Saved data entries

---------------

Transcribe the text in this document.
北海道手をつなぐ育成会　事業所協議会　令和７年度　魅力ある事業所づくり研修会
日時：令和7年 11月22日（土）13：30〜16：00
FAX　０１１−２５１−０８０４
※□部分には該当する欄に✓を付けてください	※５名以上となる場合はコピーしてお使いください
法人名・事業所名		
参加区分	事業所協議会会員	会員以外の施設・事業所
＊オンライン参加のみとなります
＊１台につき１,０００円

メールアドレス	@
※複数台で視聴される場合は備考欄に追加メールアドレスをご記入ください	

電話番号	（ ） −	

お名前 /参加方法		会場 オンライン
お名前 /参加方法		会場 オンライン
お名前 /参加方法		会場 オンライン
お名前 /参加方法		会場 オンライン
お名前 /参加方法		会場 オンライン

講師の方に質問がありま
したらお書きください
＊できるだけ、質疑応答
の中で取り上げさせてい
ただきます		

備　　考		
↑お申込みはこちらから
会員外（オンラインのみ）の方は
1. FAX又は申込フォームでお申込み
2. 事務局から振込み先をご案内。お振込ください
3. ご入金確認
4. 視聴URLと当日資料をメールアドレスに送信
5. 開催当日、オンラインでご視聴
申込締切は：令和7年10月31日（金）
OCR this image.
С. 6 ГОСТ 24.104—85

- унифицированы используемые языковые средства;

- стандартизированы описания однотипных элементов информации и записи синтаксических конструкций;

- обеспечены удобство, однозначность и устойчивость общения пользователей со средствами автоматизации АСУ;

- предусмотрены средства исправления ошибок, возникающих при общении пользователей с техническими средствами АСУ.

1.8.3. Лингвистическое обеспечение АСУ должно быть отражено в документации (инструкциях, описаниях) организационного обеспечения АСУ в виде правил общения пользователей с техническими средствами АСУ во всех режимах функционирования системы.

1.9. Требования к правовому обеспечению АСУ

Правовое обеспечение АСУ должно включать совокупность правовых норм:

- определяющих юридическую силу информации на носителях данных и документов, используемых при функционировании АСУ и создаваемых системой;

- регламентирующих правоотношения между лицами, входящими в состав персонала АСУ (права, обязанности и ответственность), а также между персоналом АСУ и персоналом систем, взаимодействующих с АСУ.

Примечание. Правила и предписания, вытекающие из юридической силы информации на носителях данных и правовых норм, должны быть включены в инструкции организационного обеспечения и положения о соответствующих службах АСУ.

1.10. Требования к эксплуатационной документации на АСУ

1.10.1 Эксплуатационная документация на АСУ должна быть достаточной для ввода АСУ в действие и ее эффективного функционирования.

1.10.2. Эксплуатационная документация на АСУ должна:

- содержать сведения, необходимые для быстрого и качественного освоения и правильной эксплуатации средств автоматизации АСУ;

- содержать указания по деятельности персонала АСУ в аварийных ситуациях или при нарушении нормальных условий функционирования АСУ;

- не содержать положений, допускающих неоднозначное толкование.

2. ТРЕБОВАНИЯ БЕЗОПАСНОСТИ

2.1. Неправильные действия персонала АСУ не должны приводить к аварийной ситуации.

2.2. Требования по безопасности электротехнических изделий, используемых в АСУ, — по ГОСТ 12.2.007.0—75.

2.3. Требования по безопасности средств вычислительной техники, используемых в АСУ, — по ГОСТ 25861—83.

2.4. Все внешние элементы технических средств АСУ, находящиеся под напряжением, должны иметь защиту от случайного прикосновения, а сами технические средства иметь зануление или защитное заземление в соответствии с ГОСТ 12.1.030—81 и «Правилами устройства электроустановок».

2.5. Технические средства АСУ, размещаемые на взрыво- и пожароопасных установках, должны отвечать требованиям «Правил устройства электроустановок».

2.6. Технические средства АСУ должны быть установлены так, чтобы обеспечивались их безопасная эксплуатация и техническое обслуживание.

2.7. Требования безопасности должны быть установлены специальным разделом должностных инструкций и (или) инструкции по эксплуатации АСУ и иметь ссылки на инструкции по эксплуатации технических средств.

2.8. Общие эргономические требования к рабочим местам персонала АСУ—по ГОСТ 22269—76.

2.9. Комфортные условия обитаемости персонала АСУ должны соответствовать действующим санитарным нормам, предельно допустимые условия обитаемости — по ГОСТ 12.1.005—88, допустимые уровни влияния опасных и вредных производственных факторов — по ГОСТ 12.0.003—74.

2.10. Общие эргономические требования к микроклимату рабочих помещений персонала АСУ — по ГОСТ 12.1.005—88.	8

---------------

TASK STATEMENT
Take the data above and return it exactly.

SOLVED EXERCISE
Transcribe the text in this document.
北海道手をつなぐ育成会　事業所協議会　令和７年度　魅力ある事業所づくり研修会
日時：令和7年 11月22日（土）13：30〜16：00
FAX　０１１−２５１−０８０４
※□部分には該当する欄に✓を付けてください	※５名以上となる場合はコピーしてお使いください
法人名・事業所名		
参加区分	事業所協議会会員	会員以外の施設・事業所
＊オンライン参加のみとなります
＊１台につき１,０００円

メールアドレス	@
※複数台で視聴される場合は備考欄に追加メールアドレスをご記入ください	

電話番号	（ ） −	

お名前 /参加方法		会場 オンライン
お名前 /参加方法		会場 オンライン
お名前 /参加方法		会場 オンライン
お名前 /参加方法		会場 オンライン
お名前 /参加方法		会場 オンライン

講師の方に質問がありま
したらお書きください
＊できるだけ、質疑応答
の中で取り上げさせてい
ただきます		

備　　考		
↑お申込みはこちらから
会員外（オンラインのみ）の方は
1. FAX又は申込フォームでお申込み
2. 事務局から振込み先をご案内。お振込ください
3. ご入金確認
4. 視聴URLと当日資料をメールアドレスに送信
5. 開催当日、オンラインでご視聴
申込締切は：令和7年10月31日（金）
OCR this image.
С. 6 ГОСТ 24.104—85

- унифицированы используемые языковые средства;

- стандартизированы описания однотипных элементов информации и записи синтаксических конструкций;

- обеспечены удобство, однозначность и устойчивость общения пользователей со средствами автоматизации АСУ;

- предусмотрены средства исправления ошибок, возникающих при общении пользователей с техническими средствами АСУ.

1.8.3. Лингвистическое обеспечение АСУ должно быть отражено в документации (инструкциях, описаниях) организационного обеспечения АСУ в виде правил общения пользователей с техническими средствами АСУ во всех режимах функционирования системы.

1.9. Требования к правовому обеспечению АСУ

Правовое обеспечение АСУ должно включать совокупность правовых норм:

- определяющих юридическую силу информации на носителях данных и документов, используемых при функционировании АСУ и создаваемых системой;

- регламентирующих правоотношения между лицами, входящими в состав персонала АСУ (права, обязанности и ответственность), а также между персоналом АСУ и персоналом систем, взаимодействующих с АСУ.

Примечание. Правила и предписания, вытекающие из юридической силы информации на носителях данных и правовых норм, должны быть включены в инструкции организационного обеспечения и положения о соответствующих службах АСУ.

1.10. Требования к эксплуатационной документации на АСУ

1.10.1 Эксплуатационная документация на АСУ должна быть достаточной для ввода АСУ в действие и ее эффективного функционирования.

1.10.2. Эксплуатационная документация на АСУ должна:

- содержать сведения, необходимые для быстрого и качественного освоения и правильной эксплуатации средств автоматизации АСУ;

- содержать указания по деятельности персонала АСУ в аварийных ситуациях или при нарушении нормальных условий функционирования АСУ;

- не содержать положений, допускающих неоднозначное толкование.

2. ТРЕБОВАНИЯ БЕЗОПАСНОСТИ

2.1. Неправильные действия персонала АСУ не должны приводить к аварийной ситуации.

2.2. Требования по безопасности электротехнических изделий, используемых в АСУ, — по ГОСТ 12.2.007.0—75.

2.3. Требования по безопасности средств вычислительной техники, используемых в АСУ, — по ГОСТ 25861—83.

2.4. Все внешние элементы технических средств АСУ, находящиеся под напряжением, должны иметь защиту от случайного прикосновения, а сами технические средства иметь зануление или защитное заземление в соответствии с ГОСТ 12.1.030—81 и «Правилами устройства электроустановок».

2.5. Технические средства АСУ, размещаемые на взрыво- и пожароопасных установках, должны отвечать требованиям «Правил устройства электроустановок».

2.6. Технические средства АСУ должны быть установлены так, чтобы обеспечивались их безопасная эксплуатация и техническое обслуживание.

2.7. Требования безопасности должны быть установлены специальным разделом должностных инструкций и (или) инструкции по эксплуатации АСУ и иметь ссылки на инструкции по эксплуатации технических средств.

2.8. Общие эргономические требования к рабочим местам персонала АСУ—по ГОСТ 22269—76.

2.9. Комфортные условия обитаемости персонала АСУ должны соответствовать действующим санитарным нормам, предельно допустимые условия обитаемости — по ГОСТ 12.1.005—88, допустимые уровни влияния опасных и вредных производственных факторов — по ГОСТ 12.0.003—74.

2.10. Общие эргономические требования к микроклимату рабочих помещений персонала АСУ — по ГОСТ 12.1.005—88.	8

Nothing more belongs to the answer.